__Task description__
Of the lines in the listing, how many include the string "osakemarkkinoiden"? Write the number and nothing else.

Extracted records
%%

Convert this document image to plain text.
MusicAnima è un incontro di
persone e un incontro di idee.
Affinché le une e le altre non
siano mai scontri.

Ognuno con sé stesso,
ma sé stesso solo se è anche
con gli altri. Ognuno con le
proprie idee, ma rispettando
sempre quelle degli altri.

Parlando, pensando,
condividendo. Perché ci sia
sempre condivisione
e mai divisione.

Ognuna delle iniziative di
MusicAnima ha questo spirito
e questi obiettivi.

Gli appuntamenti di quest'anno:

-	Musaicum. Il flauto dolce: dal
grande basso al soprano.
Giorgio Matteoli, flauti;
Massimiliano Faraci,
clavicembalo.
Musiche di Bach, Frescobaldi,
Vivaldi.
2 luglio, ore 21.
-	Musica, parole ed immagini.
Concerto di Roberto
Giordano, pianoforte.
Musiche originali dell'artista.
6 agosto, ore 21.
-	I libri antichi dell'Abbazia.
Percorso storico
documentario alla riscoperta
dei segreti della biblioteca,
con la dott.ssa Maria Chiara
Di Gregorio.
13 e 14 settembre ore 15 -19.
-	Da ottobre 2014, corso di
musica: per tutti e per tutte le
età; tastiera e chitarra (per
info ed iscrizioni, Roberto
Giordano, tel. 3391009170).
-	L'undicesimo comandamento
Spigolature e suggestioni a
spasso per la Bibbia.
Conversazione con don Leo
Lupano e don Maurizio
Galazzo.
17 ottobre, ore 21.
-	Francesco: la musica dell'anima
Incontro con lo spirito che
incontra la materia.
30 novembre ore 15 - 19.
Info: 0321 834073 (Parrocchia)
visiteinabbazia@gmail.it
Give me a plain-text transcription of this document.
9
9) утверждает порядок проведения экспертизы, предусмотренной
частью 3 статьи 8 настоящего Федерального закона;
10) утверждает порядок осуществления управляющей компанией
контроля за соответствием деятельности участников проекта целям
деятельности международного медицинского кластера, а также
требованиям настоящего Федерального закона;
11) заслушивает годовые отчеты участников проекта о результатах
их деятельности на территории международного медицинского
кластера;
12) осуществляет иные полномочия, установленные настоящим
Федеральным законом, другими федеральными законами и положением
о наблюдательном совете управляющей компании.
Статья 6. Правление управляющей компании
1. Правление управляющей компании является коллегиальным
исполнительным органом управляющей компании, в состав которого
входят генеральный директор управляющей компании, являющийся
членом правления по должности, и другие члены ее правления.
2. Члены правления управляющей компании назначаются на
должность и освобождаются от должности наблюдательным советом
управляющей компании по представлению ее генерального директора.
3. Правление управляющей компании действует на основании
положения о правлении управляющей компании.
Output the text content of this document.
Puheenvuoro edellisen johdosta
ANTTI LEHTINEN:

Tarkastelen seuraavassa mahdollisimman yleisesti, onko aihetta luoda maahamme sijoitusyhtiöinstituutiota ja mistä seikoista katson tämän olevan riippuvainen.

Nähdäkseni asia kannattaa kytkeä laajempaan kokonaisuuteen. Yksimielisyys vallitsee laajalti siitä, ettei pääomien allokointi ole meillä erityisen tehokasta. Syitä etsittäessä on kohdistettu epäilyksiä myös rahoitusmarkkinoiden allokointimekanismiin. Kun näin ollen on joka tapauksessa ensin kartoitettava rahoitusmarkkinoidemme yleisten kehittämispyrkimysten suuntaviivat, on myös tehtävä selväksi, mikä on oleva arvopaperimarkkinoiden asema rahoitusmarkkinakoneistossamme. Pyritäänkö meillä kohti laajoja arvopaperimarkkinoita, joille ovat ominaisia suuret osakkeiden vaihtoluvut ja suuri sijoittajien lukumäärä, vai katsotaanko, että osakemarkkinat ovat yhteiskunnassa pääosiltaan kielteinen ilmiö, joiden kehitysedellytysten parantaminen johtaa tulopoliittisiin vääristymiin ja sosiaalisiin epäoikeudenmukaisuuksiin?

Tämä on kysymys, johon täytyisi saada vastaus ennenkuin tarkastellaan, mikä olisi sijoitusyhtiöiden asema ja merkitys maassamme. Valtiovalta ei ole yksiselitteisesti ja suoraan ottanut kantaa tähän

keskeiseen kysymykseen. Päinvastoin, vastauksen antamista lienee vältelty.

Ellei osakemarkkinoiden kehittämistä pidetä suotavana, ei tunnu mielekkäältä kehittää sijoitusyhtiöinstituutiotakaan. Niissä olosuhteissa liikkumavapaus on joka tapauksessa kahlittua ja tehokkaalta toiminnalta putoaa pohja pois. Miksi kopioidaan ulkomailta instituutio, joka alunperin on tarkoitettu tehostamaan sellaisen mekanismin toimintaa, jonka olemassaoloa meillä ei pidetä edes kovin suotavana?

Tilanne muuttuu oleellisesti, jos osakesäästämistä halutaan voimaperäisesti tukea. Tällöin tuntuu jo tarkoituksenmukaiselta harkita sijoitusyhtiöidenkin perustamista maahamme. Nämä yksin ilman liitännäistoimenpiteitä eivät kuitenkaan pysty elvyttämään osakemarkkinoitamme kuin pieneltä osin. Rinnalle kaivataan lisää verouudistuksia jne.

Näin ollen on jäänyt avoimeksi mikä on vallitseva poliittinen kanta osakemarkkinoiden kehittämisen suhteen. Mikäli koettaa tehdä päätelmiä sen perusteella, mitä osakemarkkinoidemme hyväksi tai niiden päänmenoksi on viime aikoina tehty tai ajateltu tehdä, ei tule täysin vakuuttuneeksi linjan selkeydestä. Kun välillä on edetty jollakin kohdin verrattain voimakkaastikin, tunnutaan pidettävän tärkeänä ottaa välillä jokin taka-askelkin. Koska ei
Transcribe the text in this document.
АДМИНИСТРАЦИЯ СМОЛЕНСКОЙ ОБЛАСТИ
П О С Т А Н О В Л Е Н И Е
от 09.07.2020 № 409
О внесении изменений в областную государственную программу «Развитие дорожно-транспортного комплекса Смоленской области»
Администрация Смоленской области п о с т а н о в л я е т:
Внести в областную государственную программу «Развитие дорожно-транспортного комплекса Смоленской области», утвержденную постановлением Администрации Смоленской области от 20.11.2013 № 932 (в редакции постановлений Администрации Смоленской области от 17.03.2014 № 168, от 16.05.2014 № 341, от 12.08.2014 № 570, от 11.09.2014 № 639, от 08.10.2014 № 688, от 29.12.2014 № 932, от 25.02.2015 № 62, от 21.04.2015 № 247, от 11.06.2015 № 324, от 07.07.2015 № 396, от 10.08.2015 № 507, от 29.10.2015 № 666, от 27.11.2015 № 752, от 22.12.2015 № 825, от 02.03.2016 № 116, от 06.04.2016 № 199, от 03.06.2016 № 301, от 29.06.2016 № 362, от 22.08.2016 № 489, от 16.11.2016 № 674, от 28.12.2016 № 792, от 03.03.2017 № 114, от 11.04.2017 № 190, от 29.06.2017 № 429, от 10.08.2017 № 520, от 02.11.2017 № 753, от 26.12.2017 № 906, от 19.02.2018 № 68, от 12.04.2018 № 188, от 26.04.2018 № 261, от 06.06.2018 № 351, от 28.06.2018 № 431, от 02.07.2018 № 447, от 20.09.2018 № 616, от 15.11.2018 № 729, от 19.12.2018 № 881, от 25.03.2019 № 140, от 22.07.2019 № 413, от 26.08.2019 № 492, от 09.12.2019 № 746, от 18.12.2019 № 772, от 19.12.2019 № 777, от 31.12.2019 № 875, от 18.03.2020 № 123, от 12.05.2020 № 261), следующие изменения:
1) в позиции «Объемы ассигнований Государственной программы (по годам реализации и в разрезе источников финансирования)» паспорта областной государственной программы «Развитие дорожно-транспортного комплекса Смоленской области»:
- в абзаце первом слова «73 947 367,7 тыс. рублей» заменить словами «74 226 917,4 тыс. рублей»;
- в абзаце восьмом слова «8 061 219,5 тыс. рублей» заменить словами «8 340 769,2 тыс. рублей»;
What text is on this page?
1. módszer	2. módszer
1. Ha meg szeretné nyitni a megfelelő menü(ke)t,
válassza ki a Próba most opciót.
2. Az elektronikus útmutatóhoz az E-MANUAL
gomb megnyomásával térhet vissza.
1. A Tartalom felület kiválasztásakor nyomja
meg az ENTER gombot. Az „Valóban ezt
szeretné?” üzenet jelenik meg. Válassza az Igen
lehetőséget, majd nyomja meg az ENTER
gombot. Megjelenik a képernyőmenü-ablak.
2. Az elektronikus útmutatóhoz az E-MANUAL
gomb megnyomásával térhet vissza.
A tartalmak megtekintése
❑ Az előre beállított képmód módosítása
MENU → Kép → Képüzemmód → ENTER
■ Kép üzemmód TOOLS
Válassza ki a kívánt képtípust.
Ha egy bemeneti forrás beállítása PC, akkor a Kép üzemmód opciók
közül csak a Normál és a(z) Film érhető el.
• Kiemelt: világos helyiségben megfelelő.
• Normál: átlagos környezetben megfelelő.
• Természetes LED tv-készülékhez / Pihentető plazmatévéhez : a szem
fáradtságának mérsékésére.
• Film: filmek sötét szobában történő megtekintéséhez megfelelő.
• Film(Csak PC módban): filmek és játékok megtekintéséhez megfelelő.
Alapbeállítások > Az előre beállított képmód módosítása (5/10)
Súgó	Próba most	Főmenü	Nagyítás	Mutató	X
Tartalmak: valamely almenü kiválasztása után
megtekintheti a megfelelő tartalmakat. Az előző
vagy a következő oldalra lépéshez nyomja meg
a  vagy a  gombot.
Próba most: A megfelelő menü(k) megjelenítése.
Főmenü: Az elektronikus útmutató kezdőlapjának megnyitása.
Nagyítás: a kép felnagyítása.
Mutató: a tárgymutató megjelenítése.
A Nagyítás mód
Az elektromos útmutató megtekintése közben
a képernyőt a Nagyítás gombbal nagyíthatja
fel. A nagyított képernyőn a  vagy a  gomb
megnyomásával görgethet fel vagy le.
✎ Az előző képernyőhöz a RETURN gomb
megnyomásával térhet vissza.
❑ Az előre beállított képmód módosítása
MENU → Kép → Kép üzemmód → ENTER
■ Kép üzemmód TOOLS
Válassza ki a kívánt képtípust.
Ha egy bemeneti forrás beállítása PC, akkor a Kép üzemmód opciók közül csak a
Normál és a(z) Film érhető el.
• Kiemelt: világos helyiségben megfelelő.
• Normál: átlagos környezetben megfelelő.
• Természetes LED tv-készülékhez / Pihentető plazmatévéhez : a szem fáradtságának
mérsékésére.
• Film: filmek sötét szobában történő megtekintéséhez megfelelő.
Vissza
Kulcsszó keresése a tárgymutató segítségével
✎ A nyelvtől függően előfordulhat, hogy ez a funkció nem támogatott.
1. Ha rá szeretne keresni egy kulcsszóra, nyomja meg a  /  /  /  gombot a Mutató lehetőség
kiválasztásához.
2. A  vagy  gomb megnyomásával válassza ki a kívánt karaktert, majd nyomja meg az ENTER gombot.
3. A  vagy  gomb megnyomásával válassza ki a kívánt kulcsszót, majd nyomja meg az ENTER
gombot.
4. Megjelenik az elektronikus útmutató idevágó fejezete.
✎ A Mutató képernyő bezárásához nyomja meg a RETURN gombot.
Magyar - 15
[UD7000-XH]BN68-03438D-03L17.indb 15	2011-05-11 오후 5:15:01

%%

__Written answer__
2